> [Job]: Reproduce the listing below without any change.

++++ Dataset records

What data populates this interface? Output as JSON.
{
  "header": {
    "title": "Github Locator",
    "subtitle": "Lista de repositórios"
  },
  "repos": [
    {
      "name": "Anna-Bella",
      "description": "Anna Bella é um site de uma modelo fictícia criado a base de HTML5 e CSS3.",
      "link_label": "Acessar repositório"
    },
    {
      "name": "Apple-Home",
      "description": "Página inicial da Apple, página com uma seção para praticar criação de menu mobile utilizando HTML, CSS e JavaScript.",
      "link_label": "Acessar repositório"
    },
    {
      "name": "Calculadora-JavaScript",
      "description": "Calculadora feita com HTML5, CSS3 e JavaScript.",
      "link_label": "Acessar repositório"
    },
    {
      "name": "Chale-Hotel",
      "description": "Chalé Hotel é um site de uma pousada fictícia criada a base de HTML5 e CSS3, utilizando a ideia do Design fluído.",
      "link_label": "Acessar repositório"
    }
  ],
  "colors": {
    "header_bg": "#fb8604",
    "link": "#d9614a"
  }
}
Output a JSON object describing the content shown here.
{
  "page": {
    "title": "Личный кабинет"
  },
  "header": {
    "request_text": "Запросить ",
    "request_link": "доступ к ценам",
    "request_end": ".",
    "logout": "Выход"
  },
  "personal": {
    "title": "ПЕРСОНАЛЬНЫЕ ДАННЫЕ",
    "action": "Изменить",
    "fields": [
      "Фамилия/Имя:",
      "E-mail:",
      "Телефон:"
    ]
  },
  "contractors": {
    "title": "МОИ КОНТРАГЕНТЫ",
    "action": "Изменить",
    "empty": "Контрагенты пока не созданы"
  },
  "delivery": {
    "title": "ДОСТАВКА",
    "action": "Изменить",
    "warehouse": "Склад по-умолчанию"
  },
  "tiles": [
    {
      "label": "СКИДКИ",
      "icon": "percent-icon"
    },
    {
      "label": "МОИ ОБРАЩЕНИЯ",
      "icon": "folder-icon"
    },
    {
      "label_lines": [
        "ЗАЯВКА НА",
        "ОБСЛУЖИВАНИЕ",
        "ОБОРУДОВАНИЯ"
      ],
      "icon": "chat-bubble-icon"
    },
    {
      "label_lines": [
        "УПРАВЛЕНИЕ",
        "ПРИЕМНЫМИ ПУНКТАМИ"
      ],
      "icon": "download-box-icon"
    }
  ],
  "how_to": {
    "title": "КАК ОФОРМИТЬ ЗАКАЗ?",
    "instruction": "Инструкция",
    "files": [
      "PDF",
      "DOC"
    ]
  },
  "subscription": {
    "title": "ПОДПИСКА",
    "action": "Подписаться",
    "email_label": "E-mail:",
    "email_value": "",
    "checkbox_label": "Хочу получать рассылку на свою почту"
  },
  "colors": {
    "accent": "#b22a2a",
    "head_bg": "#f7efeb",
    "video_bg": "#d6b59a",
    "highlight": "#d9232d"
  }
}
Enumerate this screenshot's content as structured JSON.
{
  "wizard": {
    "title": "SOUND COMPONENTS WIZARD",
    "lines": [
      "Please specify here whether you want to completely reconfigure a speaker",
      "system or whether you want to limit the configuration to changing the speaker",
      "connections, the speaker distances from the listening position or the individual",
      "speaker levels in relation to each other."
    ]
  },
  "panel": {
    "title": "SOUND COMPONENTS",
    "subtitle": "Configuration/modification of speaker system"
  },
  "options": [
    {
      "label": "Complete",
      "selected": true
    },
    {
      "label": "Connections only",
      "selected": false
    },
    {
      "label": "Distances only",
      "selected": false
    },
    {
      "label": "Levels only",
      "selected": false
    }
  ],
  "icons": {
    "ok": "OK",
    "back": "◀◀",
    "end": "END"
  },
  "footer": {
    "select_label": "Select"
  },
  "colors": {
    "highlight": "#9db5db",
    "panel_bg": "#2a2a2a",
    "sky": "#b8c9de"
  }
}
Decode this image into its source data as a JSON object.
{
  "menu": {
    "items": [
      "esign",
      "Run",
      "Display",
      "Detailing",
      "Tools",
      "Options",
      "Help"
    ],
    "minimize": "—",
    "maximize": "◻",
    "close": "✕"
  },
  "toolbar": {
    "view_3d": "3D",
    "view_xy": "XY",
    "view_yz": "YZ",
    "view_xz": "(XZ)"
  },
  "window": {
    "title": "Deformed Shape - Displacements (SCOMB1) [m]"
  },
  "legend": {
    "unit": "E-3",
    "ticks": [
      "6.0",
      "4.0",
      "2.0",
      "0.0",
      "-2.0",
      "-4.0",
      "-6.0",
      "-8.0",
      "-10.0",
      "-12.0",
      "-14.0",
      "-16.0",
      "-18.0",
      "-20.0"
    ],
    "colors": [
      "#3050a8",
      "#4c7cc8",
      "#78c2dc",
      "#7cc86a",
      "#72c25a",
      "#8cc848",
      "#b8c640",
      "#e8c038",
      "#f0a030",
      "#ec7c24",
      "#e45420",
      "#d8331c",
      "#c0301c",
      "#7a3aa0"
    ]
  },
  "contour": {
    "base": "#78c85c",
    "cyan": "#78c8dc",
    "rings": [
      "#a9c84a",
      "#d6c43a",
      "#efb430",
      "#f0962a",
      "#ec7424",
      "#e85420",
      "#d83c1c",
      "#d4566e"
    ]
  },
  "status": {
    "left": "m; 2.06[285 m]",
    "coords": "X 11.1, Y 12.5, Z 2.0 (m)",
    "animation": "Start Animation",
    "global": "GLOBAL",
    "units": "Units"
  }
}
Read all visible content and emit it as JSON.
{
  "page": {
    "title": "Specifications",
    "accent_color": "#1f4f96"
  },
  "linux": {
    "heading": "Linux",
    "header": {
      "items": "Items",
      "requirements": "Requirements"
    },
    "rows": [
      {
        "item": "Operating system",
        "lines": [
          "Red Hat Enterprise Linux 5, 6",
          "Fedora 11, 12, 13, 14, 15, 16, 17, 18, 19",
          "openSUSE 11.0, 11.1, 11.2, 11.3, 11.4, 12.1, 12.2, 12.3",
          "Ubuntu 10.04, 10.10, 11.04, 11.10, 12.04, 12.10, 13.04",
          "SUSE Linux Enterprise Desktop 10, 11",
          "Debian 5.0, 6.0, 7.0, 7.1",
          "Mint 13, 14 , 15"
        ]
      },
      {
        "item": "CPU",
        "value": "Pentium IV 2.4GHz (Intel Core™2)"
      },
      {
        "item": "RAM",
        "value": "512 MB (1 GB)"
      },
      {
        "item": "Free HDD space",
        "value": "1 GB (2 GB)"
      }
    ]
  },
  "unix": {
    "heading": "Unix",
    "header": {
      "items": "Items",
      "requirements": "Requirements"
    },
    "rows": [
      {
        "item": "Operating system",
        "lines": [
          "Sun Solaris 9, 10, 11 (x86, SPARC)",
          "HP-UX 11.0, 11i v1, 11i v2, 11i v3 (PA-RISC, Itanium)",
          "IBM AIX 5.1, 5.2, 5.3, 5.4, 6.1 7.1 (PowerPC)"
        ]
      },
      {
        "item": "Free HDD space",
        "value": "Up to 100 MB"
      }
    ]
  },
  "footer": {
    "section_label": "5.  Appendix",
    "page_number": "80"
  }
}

++++++++

> [Full response]:
What data populates this interface? Output as JSON.
{
  "header": {
    "title": "Github Locator",
    "subtitle": "Lista de repositórios"
  },
  "repos": [
    {
      "name": "Anna-Bella",
      "description": "Anna Bella é um site de uma modelo fictícia criado a base de HTML5 e CSS3.",
      "link_label": "Acessar repositório"
    },
    {
      "name": "Apple-Home",
      "description": "Página inicial da Apple, página com uma seção para praticar criação de menu mobile utilizando HTML, CSS e JavaScript.",
      "link_label": "Acessar repositório"
    },
    {
      "name": "Calculadora-JavaScript",
      "description": "Calculadora feita com HTML5, CSS3 e JavaScript.",
      "link_label": "Acessar repositório"
    },
    {
      "name": "Chale-Hotel",
      "description": "Chalé Hotel é um site de uma pousada fictícia criada a base de HTML5 e CSS3, utilizando a ideia do Design fluído.",
      "link_label": "Acessar repositório"
    }
  ],
  "colors": {
    "header_bg": "#fb8604",
    "link": "#d9614a"
  }
}
Output a JSON object describing the content shown here.
{
  "page": {
    "title": "Личный кабинет"
  },
  "header": {
    "request_text": "Запросить ",
    "request_link": "доступ к ценам",
    "request_end": ".",
    "logout": "Выход"
  },
  "personal": {
    "title": "ПЕРСОНАЛЬНЫЕ ДАННЫЕ",
    "action": "Изменить",
    "fields": [
      "Фамилия/Имя:",
      "E-mail:",
      "Телефон:"
    ]
  },
  "contractors": {
    "title": "МОИ КОНТРАГЕНТЫ",
    "action": "Изменить",
    "empty": "Контрагенты пока не созданы"
  },
  "delivery": {
    "title": "ДОСТАВКА",
    "action": "Изменить",
    "warehouse": "Склад по-умолчанию"
  },
  "tiles": [
    {
      "label": "СКИДКИ",
      "icon": "percent-icon"
    },
    {
      "label": "МОИ ОБРАЩЕНИЯ",
      "icon": "folder-icon"
    },
    {
      "label_lines": [
        "ЗАЯВКА НА",
        "ОБСЛУЖИВАНИЕ",
        "ОБОРУДОВАНИЯ"
      ],
      "icon": "chat-bubble-icon"
    },
    {
      "label_lines": [
        "УПРАВЛЕНИЕ",
        "ПРИЕМНЫМИ ПУНКТАМИ"
      ],
      "icon": "download-box-icon"
    }
  ],
  "how_to": {
    "title": "КАК ОФОРМИТЬ ЗАКАЗ?",
    "instruction": "Инструкция",
    "files": [
      "PDF",
      "DOC"
    ]
  },
  "subscription": {
    "title": "ПОДПИСКА",
    "action": "Подписаться",
    "email_label": "E-mail:",
    "email_value": "",
    "checkbox_label": "Хочу получать рассылку на свою почту"
  },
  "colors": {
    "accent": "#b22a2a",
    "head_bg": "#f7efeb",
    "video_bg": "#d6b59a",
    "highlight": "#d9232d"
  }
}
Enumerate this screenshot's content as structured JSON.
{
  "wizard": {
    "title": "SOUND COMPONENTS WIZARD",
    "lines": [
      "Please specify here whether you want to completely reconfigure a speaker",
      "system or whether you want to limit the configuration to changing the speaker",
      "connections, the speaker distances from the listening position or the individual",
      "speaker levels in relation to each other."
    ]
  },
  "panel": {
    "title": "SOUND COMPONENTS",
    "subtitle": "Configuration/modification of speaker system"
  },
  "options": [
    {
      "label": "Complete",
      "selected": true
    },
    {
      "label": "Connections only",
      "selected": false
    },
    {
      "label": "Distances only",
      "selected": false
    },
    {
      "label": "Levels only",
      "selected": false
    }
  ],
  "icons": {
    "ok": "OK",
    "back": "◀◀",
    "end": "END"
  },
  "footer": {
    "select_label": "Select"
  },
  "colors": {
    "highlight": "#9db5db",
    "panel_bg": "#2a2a2a",
    "sky": "#b8c9de"
  }
}
Decode this image into its source data as a JSON object.
{
  "menu": {
    "items": [
      "esign",
      "Run",
      "Display",
      "Detailing",
      "Tools",
      "Options",
      "Help"
    ],
    "minimize": "—",
    "maximize": "◻",
    "close": "✕"
  },
  "toolbar": {
    "view_3d": "3D",
    "view_xy": "XY",
    "view_yz": "YZ",
    "view_xz": "(XZ)"
  },
  "window": {
    "title": "Deformed Shape - Displacements (SCOMB1) [m]"
  },
  "legend": {
    "unit": "E-3",
    "ticks": [
      "6.0",
      "4.0",
      "2.0",
      "0.0",
      "-2.0",
      "-4.0",
      "-6.0",
      "-8.0",
      "-10.0",
      "-12.0",
      "-14.0",
      "-16.0",
      "-18.0",
      "-20.0"
    ],
    "colors": [
      "#3050a8",
      "#4c7cc8",
      "#78c2dc",
      "#7cc86a",
      "#72c25a",
      "#8cc848",
      "#b8c640",
      "#e8c038",
      "#f0a030",
      "#ec7c24",
      "#e45420",
      "#d8331c",
      "#c0301c",
      "#7a3aa0"
    ]
  },
  "contour": {
    "base": "#78c85c",
    "cyan": "#78c8dc",
    "rings": [
      "#a9c84a",
      "#d6c43a",
      "#efb430",
      "#f0962a",
      "#ec7424",
      "#e85420",
      "#d83c1c",
      "#d4566e"
    ]
  },
  "status": {
    "left": "m; 2.06[285 m]",
    "coords": "X 11.1, Y 12.5, Z 2.0 (m)",
    "animation": "Start Animation",
    "global": "GLOBAL",
    "units": "Units"
  }
}
Read all visible content and emit it as JSON.
{
  "page": {
    "title": "Specifications",
    "accent_color": "#1f4f96"
  },
  "linux": {
    "heading": "Linux",
    "header": {
      "items": "Items",
      "requirements": "Requirements"
    },
    "rows": [
      {
        "item": "Operating system",
        "lines": [
          "Red Hat Enterprise Linux 5, 6",
          "Fedora 11, 12, 13, 14, 15, 16, 17, 18, 19",
          "openSUSE 11.0, 11.1, 11.2, 11.3, 11.4, 12.1, 12.2, 12.3",
          "Ubuntu 10.04, 10.10, 11.04, 11.10, 12.04, 12.10, 13.04",
          "SUSE Linux Enterprise Desktop 10, 11",
          "Debian 5.0, 6.0, 7.0, 7.1",
          "Mint 13, 14 , 15"
        ]
      },
      {
        "item": "CPU",
        "value": "Pentium IV 2.4GHz (Intel Core™2)"
      },
      {
        "item": "RAM",
        "value": "512 MB (1 GB)"
      },
      {
        "item": "Free HDD space",
        "value": "1 GB (2 GB)"
      }
    ]
  },
  "unix": {
    "heading": "Unix",
    "header": {
      "items": "Items",
      "requirements": "Requirements"
    },
    "rows": [
      {
        "item": "Operating system",
        "lines": [
          "Sun Solaris 9, 10, 11 (x86, SPARC)",
          "HP-UX 11.0, 11i v1, 11i v2, 11i v3 (PA-RISC, Itanium)",
          "IBM AIX 5.1, 5.2, 5.3, 5.4, 6.1 7.1 (PowerPC)"
        ]
      },
      {
        "item": "Free HDD space",
        "value": "Up to 100 MB"
      }
    ]
  },
  "footer": {
    "section_label": "5.  Appendix",
    "page_number": "80"
  }
}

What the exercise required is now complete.